Without further comment, state how many lines in the listing below contain the word "this".

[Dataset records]
────
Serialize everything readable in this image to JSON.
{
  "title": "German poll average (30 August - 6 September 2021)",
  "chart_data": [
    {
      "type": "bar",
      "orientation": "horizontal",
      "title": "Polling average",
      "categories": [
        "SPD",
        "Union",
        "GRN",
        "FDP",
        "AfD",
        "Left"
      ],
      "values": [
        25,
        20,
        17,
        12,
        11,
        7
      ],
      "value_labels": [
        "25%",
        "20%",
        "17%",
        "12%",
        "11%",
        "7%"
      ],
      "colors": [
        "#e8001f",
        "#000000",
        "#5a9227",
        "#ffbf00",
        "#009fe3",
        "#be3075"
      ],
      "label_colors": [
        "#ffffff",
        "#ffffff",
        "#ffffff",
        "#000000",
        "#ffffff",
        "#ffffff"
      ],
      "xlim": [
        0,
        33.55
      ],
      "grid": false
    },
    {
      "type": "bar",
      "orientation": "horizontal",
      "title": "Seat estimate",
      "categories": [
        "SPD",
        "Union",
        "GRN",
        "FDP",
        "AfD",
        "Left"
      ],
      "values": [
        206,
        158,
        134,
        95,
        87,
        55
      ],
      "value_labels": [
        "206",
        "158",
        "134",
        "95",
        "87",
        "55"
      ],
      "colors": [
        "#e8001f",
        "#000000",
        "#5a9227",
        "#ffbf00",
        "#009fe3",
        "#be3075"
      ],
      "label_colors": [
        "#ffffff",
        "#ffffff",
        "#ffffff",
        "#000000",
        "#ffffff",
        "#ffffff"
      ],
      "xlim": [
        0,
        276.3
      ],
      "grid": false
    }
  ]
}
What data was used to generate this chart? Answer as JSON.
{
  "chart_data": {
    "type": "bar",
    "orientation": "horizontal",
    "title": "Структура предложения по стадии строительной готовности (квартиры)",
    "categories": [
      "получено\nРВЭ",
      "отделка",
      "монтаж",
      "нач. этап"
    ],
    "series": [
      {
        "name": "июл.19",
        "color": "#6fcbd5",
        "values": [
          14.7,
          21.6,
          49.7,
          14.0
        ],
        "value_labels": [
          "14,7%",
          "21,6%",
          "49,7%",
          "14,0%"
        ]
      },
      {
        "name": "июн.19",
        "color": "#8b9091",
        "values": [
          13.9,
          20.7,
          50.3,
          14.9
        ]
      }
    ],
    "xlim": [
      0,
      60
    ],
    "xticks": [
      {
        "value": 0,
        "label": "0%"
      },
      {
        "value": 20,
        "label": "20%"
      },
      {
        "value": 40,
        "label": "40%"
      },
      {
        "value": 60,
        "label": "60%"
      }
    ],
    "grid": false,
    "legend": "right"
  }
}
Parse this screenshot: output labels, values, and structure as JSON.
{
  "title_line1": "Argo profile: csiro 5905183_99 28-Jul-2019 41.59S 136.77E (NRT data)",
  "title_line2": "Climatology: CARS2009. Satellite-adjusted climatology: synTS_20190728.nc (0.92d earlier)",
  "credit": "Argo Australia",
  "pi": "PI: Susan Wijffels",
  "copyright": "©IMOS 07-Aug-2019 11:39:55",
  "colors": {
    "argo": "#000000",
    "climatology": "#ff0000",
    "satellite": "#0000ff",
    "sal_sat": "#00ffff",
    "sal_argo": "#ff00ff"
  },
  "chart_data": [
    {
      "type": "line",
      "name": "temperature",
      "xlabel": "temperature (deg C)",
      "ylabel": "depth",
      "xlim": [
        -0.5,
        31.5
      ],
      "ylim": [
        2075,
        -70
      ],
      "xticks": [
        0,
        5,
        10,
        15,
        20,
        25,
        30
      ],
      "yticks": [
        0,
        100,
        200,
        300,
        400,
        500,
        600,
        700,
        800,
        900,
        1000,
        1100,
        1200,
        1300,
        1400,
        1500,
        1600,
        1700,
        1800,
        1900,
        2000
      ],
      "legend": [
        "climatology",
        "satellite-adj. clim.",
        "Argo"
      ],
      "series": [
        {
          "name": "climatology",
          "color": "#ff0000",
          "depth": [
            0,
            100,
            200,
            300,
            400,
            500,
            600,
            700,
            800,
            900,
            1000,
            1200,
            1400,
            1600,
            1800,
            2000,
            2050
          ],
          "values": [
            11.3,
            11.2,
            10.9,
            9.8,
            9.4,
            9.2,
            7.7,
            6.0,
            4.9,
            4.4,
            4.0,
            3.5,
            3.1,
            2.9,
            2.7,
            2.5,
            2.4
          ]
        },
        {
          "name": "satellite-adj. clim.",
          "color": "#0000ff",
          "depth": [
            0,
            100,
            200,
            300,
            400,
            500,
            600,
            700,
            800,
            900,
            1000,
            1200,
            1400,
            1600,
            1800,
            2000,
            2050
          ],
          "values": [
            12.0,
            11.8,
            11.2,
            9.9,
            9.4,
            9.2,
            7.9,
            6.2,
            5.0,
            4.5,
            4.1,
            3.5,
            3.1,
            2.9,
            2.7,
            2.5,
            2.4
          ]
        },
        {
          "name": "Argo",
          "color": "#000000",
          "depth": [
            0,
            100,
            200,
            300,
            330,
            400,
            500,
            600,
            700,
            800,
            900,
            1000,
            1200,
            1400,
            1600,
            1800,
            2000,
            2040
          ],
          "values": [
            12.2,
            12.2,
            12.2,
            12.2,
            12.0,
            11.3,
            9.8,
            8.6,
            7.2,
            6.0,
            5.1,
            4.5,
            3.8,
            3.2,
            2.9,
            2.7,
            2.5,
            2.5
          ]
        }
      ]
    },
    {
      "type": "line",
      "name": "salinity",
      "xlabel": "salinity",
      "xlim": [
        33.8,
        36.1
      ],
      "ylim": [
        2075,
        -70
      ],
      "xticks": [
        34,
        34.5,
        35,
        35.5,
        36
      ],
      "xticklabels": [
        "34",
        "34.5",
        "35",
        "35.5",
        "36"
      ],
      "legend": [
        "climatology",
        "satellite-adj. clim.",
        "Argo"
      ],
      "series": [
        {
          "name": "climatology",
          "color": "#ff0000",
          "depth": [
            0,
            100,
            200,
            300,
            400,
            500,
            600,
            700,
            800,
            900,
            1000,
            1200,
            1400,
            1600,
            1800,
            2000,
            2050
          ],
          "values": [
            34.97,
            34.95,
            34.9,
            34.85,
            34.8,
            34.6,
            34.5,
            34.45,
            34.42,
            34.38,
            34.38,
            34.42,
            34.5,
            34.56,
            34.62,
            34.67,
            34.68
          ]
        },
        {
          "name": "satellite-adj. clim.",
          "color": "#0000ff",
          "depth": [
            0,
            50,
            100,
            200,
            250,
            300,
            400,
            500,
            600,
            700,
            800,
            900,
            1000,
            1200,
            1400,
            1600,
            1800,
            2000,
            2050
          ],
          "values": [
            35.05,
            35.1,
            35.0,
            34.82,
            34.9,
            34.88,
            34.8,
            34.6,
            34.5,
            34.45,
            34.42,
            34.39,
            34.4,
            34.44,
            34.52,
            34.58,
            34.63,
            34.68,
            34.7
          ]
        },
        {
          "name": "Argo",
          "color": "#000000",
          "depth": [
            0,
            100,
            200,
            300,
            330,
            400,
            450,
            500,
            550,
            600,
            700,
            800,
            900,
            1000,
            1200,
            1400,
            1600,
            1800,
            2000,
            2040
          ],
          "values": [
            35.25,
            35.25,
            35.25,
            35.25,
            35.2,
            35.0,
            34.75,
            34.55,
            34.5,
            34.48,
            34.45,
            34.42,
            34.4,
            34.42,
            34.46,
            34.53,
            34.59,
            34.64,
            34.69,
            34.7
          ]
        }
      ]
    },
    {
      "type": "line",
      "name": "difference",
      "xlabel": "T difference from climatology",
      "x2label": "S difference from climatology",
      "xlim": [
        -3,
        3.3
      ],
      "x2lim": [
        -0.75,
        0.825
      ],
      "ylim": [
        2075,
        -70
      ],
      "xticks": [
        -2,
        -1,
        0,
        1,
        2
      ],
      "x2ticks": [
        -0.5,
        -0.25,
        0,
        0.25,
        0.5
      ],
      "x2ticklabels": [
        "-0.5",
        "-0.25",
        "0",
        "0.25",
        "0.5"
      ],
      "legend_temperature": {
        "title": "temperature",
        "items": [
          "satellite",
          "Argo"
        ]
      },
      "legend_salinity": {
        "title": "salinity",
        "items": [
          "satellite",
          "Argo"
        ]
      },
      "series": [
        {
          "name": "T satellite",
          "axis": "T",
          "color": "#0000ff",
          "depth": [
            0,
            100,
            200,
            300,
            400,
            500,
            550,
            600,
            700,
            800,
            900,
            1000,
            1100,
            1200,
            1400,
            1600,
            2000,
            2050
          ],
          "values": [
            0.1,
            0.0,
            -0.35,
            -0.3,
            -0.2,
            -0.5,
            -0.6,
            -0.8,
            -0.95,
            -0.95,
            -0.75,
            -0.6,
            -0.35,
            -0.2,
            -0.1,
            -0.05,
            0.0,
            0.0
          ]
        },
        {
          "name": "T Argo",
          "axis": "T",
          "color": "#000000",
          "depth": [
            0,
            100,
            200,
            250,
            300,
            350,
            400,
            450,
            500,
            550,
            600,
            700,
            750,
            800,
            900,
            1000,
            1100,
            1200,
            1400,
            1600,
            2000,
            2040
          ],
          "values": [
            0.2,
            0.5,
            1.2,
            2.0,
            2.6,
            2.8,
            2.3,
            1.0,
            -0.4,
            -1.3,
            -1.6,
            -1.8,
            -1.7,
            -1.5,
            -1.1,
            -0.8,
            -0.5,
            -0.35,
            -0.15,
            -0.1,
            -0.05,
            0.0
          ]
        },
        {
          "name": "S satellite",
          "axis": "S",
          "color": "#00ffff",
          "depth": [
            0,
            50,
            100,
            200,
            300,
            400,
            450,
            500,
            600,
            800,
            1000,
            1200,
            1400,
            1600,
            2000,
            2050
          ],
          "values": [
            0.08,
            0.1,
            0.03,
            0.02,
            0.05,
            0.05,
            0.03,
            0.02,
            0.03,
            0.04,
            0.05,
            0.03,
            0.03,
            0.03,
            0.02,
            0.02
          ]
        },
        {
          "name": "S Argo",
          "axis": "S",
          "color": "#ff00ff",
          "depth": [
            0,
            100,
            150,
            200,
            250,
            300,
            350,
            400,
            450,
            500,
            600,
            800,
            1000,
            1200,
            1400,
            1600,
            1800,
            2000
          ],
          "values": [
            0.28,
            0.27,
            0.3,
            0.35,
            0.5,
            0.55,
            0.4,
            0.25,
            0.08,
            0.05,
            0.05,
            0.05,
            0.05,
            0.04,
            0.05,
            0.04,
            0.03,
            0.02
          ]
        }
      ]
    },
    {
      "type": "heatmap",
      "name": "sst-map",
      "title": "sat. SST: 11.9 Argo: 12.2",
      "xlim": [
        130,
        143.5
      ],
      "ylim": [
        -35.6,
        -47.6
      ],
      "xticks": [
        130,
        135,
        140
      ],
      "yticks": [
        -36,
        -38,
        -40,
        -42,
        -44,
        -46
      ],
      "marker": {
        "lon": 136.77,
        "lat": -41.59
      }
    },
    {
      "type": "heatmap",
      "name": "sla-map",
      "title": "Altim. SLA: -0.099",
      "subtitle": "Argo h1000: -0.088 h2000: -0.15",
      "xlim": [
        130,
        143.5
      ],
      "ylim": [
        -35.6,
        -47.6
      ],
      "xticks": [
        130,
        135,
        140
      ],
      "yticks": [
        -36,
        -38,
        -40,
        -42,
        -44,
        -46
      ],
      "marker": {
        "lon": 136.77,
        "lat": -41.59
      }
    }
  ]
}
────
> _The answer_
3